═══ EXERCISE MATERIAL

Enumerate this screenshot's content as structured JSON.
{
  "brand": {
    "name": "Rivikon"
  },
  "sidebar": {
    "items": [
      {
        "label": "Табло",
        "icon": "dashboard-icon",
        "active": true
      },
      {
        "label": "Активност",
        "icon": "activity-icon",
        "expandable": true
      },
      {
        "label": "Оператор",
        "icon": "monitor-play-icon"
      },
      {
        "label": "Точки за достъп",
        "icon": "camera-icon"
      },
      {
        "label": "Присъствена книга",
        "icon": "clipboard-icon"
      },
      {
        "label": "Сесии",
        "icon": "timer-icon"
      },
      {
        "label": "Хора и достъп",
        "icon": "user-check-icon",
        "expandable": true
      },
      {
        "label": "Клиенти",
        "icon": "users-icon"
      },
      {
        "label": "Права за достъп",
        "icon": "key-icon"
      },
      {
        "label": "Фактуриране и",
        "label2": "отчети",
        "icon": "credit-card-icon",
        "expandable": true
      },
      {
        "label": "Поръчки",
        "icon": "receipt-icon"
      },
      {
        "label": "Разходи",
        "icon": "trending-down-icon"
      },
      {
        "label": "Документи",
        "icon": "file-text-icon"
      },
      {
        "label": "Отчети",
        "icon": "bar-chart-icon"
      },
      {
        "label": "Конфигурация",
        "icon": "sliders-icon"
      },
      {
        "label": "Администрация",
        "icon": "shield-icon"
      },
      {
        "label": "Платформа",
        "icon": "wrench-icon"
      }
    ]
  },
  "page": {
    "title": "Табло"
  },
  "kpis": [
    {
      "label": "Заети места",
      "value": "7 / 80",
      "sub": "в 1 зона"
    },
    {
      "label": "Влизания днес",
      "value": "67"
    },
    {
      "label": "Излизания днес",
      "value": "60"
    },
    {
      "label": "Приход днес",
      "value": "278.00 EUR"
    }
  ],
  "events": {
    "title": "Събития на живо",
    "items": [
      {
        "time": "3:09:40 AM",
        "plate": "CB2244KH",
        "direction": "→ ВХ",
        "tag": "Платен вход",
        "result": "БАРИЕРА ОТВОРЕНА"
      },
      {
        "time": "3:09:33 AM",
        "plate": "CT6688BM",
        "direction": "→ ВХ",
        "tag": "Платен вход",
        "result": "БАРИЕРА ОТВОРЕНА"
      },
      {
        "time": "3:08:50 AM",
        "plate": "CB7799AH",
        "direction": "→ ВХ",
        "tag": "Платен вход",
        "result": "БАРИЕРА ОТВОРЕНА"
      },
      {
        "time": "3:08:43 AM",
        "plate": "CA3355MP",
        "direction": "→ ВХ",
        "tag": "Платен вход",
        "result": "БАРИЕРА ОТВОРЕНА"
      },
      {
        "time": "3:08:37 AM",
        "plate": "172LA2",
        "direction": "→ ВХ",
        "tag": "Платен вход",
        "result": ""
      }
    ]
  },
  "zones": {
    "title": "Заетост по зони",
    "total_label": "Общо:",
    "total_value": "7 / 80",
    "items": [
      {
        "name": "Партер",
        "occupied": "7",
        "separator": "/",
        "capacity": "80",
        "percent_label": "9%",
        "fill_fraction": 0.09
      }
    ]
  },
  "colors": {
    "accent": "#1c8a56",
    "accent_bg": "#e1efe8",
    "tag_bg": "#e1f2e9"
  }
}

══════
═══ EXERCISE MATERIAL

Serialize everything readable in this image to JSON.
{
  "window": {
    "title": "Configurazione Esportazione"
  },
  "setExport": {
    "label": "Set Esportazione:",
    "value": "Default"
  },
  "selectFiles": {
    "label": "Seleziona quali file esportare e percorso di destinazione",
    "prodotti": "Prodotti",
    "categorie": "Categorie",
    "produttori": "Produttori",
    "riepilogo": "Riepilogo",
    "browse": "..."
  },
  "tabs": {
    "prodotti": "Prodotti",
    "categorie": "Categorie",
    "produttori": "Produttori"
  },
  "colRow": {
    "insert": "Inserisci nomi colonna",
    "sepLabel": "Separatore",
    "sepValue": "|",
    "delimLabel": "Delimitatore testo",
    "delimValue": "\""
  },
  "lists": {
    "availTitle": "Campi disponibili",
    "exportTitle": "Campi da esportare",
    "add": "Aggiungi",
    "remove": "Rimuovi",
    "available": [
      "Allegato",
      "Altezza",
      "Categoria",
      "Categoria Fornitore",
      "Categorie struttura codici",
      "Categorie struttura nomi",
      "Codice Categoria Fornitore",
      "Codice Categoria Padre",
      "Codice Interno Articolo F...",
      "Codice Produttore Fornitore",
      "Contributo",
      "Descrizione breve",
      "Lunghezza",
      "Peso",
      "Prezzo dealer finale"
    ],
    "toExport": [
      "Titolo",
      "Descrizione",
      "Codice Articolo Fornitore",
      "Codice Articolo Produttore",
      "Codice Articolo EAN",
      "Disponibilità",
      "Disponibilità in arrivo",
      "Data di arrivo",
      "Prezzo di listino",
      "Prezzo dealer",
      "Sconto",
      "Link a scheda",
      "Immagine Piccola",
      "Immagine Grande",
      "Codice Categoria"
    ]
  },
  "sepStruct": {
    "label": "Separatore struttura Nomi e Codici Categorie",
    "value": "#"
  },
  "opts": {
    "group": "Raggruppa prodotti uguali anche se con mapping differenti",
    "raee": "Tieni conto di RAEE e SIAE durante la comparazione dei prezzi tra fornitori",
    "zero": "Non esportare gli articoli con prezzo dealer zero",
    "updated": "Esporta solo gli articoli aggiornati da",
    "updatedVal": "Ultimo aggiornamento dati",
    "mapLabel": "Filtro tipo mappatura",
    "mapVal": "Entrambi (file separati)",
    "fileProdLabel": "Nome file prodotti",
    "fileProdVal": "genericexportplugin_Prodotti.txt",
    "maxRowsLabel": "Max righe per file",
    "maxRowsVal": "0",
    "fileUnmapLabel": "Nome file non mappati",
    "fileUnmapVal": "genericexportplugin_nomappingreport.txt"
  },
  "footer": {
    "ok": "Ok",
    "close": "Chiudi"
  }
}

══════

SHORT PROBLEM. How many of the lines above hold "produttori"? Answer with only the number.

FULL ANSWER. 2